**What is needed**:
In the records below, find each line with "high" and copy it.

**Available data**:
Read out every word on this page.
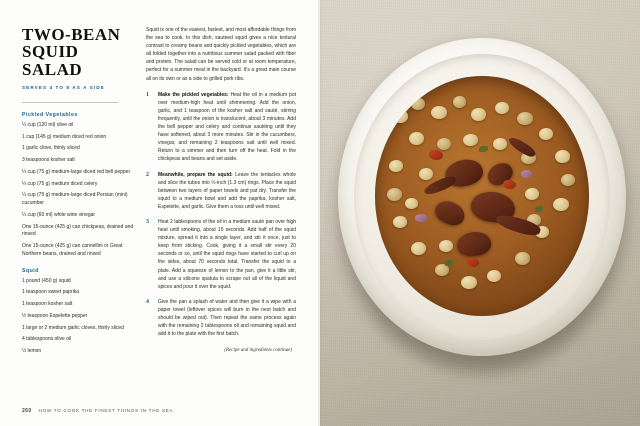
TWO-BEAN SQUID SALAD
SERVES 4 TO 8 AS A SIDE
Pickled Vegetables
¼ cup (120 ml) olive oil
1 cup (145 g) medium diced red onion
1 garlic clove, thinly sliced
3 teaspoons kosher salt
¼ cup (75 g) medium-large diced red bell pepper
¼ cup (75 g) medium diced celery
¼ cup (75 g) medium-large diced Persian (mini) cucumber
¼ cup (60 ml) white wine vinegar
One 15-ounce (425 g) can chickpeas, drained and rinsed
One 15-ounce (425 g) can cannellini or Great Northern beans, drained and rinsed
Squid
1 pound (450 g) squid
1 teaspoon sweet paprika
1 teaspoon kosher salt
½ teaspoon Espelette pepper
1 large or 2 medium garlic cloves, thinly sliced
4 tablespoons olive oil
½ lemon

Squid is one of the easiest, fastest, and most affordable things from the sea to cook. In this dish, sauteed squid gives a nice textural contrast to creamy beans and quickly pickled vegetables, which are all folded together into a nutritious summer salad packed with fiber and protein. The salad can be served cold or at room temperature, perfect for a summer meal in the backyard. It's a great main course all on its own or as a side to grilled pork ribs.

1	Make the pickled vegetables: Heat the oil in a medium pot over medium-high heat until shimmering. Add the onion, garlic, and 1 teaspoon of the kosher salt and sauté, stirring frequently, until the onion is translucent, about 3 minutes. Add the bell pepper and celery and continue sautéing until they have softened, about 3 more minutes. Stir in the cucumbers, vinegar, and remaining 2 teaspoons salt until well mixed. Return to a simmer and then turn off the heat. Fold in the chickpeas and beans and set aside.
2	Meanwhile, prepare the squid: Leave the tentacles whole and slice the tubes into ½-inch (1.3 cm) rings. Place the squid between two layers of paper towels and pat dry. Transfer the squid to a medium bowl and add the paprika, kosher salt, Espelette, and garlic. Give them a toss until well mixed.
3	Heat 2 tablespoons of the oil in a medium sauté pan over high heat until smoking, about 15 seconds. Add half of the squid mixture, spread it into a single layer, and stir it once, just to keep from sticking. Cook, giving it a small stir every 20 seconds or so, until the squid rings have started to curl up on the sides, about 70 seconds total. Transfer the squid to a plate. Add a squeeze of lemon to the pan, give it a little stir, and use a silicone spatula to scrape out all of the liquid and spices and pour it over the squid.
4	Give the pan a splash of water and then give it a wipe with a paper towel (leftover spices will burn in the next batch and should be wiped out). Then repeat the same process again with the remaining 2 tablespoons oil and remaining squid and add it to the plate with the first batch.
(Recipe and ingredients continue)
260 HOW TO COOK THE FINEST THINGS IN THE SEA
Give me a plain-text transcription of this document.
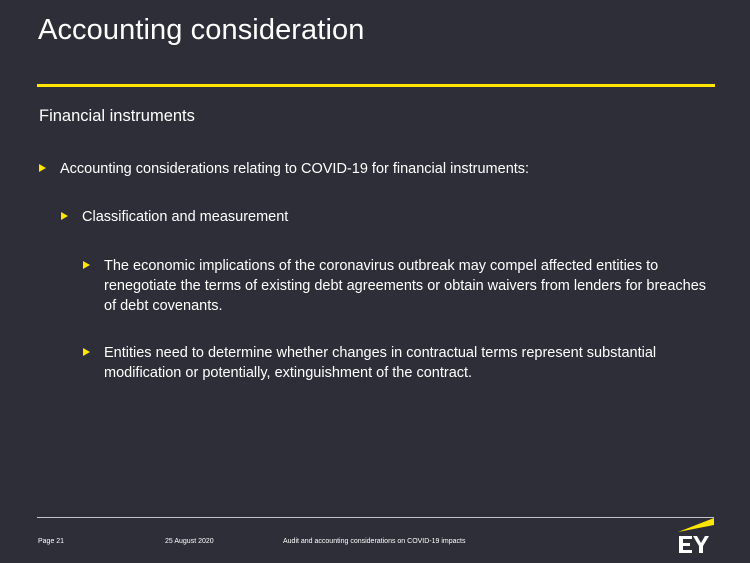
Accounting consideration
Financial instruments
Accounting considerations relating to COVID-19 for financial instruments:
Classification and measurement
The economic implications of the coronavirus outbreak may compel affected entities to renegotiate the terms of existing debt agreements or obtain waivers from lenders for breaches of debt covenants.
Entities need to determine whether changes in contractual terms represent substantial modification or potentially, extinguishment of the contract.
Page 21	25 August 2020	Audit and accounting considerations on COVID-19 impacts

**Task solution**:
1	Make the pickled vegetables: Heat the oil in a medium pot over medium-high heat until shimmering. Add the onion, garlic, and 1 teaspoon of the kosher salt and sauté, stirring frequently, until the onion is translucent, about 3 minutes. Add the bell pepper and celery and continue sautéing until they have softened, about 3 more minutes. Stir in the cucumbers, vinegar, and remaining 2 teaspoons salt until well mixed. Return to a simmer and then turn off the heat. Fold in the chickpeas and beans and set aside.
3	Heat 2 tablespoons of the oil in a medium sauté pan over high heat until smoking, about 15 seconds. Add half of the squid mixture, spread it into a single layer, and stir it once, just to keep from sticking. Cook, giving it a small stir every 20 seconds or so, until the squid rings have started to curl up on the sides, about 70 seconds total. Transfer the squid to a plate. Add a squeeze of lemon to the pan, give it a little stir, and use a silicone spatula to scrape out all of the liquid and spices and pour it over the squid.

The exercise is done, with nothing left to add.